___ Supplied data ___

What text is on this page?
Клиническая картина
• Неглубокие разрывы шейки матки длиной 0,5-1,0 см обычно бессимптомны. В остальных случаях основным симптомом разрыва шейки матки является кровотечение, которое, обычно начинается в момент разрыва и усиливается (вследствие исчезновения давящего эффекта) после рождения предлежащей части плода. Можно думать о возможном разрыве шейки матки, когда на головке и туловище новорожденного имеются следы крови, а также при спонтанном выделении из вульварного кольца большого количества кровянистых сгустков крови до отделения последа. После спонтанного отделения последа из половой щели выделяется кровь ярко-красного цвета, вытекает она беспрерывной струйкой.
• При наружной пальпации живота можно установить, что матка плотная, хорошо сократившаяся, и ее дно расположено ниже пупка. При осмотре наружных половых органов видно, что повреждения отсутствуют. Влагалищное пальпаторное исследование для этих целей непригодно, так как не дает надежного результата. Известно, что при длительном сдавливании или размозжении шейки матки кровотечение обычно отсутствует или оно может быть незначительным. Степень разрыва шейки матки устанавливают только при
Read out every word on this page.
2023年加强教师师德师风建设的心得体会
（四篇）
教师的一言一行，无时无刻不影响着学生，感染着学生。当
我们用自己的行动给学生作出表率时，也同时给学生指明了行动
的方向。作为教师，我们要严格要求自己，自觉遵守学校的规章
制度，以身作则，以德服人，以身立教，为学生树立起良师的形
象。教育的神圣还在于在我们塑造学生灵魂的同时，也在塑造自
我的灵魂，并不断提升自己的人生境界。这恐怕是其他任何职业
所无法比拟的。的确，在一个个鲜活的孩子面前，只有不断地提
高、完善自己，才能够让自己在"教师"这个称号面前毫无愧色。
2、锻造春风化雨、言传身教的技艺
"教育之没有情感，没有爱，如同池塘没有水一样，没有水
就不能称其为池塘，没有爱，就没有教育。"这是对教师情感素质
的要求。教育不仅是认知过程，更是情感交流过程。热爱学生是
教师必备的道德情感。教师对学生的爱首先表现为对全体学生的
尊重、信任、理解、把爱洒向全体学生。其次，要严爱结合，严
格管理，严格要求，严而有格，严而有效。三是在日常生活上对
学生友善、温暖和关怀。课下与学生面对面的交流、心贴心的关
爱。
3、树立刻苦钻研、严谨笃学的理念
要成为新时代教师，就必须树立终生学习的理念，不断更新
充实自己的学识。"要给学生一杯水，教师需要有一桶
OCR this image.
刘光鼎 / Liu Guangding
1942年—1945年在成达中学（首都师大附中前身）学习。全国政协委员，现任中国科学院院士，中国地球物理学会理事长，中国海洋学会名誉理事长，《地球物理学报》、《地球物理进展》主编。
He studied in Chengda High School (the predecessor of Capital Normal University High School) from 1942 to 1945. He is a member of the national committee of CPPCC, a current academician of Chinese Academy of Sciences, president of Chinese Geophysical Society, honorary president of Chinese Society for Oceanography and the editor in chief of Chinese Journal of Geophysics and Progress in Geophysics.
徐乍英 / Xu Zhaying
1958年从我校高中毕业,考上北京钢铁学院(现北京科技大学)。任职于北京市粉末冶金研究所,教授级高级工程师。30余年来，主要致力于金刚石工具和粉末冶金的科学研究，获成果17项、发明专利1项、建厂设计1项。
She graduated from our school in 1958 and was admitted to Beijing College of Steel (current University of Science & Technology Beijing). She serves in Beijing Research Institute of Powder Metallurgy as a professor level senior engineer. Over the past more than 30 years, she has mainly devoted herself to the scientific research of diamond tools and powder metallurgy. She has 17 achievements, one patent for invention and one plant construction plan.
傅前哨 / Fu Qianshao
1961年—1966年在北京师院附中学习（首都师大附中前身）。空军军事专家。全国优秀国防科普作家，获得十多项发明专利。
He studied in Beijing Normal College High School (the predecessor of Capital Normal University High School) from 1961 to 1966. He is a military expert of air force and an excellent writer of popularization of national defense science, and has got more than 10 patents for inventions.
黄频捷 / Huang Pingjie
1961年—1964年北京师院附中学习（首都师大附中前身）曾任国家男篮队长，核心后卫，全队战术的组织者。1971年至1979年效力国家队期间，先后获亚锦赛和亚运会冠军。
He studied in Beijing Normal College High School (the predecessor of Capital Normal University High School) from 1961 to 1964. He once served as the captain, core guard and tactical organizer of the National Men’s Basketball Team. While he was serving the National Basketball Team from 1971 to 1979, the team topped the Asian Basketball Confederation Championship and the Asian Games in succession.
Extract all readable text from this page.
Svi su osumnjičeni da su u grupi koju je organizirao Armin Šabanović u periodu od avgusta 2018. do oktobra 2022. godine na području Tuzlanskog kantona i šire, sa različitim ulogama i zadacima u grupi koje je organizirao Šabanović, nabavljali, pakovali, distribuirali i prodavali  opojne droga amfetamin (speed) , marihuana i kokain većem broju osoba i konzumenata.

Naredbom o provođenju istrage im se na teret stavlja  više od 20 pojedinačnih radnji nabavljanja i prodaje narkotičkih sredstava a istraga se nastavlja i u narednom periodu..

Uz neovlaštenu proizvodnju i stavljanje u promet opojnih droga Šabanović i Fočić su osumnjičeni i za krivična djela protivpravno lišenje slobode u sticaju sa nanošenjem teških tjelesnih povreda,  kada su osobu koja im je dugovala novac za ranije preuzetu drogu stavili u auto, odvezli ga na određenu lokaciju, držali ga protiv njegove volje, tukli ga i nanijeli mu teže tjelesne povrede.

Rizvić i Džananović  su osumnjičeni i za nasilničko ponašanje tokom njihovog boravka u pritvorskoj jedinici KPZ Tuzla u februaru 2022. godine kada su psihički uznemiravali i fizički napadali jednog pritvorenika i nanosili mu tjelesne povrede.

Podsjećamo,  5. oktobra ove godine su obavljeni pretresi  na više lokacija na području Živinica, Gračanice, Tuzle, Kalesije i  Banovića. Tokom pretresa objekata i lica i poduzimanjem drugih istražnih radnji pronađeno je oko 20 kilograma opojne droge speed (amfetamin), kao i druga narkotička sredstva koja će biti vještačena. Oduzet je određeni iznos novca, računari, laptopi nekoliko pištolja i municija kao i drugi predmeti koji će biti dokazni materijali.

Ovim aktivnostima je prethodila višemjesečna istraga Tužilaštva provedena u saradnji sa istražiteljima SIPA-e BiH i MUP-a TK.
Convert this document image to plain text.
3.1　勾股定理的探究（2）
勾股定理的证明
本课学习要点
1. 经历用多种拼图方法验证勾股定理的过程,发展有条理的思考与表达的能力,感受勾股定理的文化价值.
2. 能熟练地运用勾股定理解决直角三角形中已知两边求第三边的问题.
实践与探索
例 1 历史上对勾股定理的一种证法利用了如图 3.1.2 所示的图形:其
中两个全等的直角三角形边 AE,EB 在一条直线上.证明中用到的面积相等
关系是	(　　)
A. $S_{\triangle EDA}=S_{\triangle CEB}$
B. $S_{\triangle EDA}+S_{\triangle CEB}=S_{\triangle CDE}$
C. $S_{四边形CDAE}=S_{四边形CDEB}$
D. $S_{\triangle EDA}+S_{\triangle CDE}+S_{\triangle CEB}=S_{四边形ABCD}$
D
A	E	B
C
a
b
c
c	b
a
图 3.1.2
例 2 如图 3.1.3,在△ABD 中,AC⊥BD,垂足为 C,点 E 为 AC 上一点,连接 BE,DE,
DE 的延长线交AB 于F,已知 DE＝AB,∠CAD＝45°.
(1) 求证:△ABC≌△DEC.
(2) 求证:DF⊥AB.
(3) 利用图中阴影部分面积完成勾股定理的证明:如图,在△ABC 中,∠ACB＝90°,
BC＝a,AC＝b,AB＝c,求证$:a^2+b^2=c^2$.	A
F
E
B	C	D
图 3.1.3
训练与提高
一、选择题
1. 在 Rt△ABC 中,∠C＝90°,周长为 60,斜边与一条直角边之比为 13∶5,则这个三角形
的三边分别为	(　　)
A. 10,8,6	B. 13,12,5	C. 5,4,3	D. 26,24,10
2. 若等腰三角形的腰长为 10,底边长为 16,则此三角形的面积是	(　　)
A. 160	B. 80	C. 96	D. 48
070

___

Work to complete = Identify the lines in the entries above that contain "oktobra", then copy them out.

Complete answer =
Svi su osumnjičeni da su u grupi koju je organizirao Armin Šabanović u periodu od avgusta 2018. do oktobra 2022. godine na području Tuzlanskog kantona i šire, sa različitim ulogama i zadacima u grupi koje je organizirao Šabanović, nabavljali, pakovali, distribuirali i prodavali  opojne droga amfetamin (speed) , marihuana i kokain većem broju osoba i konzumenata.
Podsjećamo,  5. oktobra ove godine su obavljeni pretresi  na više lokacija na području Živinica, Gračanice, Tuzle, Kalesije i  Banovića. Tokom pretresa objekata i lica i poduzimanjem drugih istražnih radnji pronađeno je oko 20 kilograma opojne droge speed (amfetamin), kao i druga narkotička sredstva koja će biti vještačena. Oduzet je određeni iznos novca, računari, laptopi nekoliko pištolja i municija kao i drugi predmeti koji će biti dokazni materijali.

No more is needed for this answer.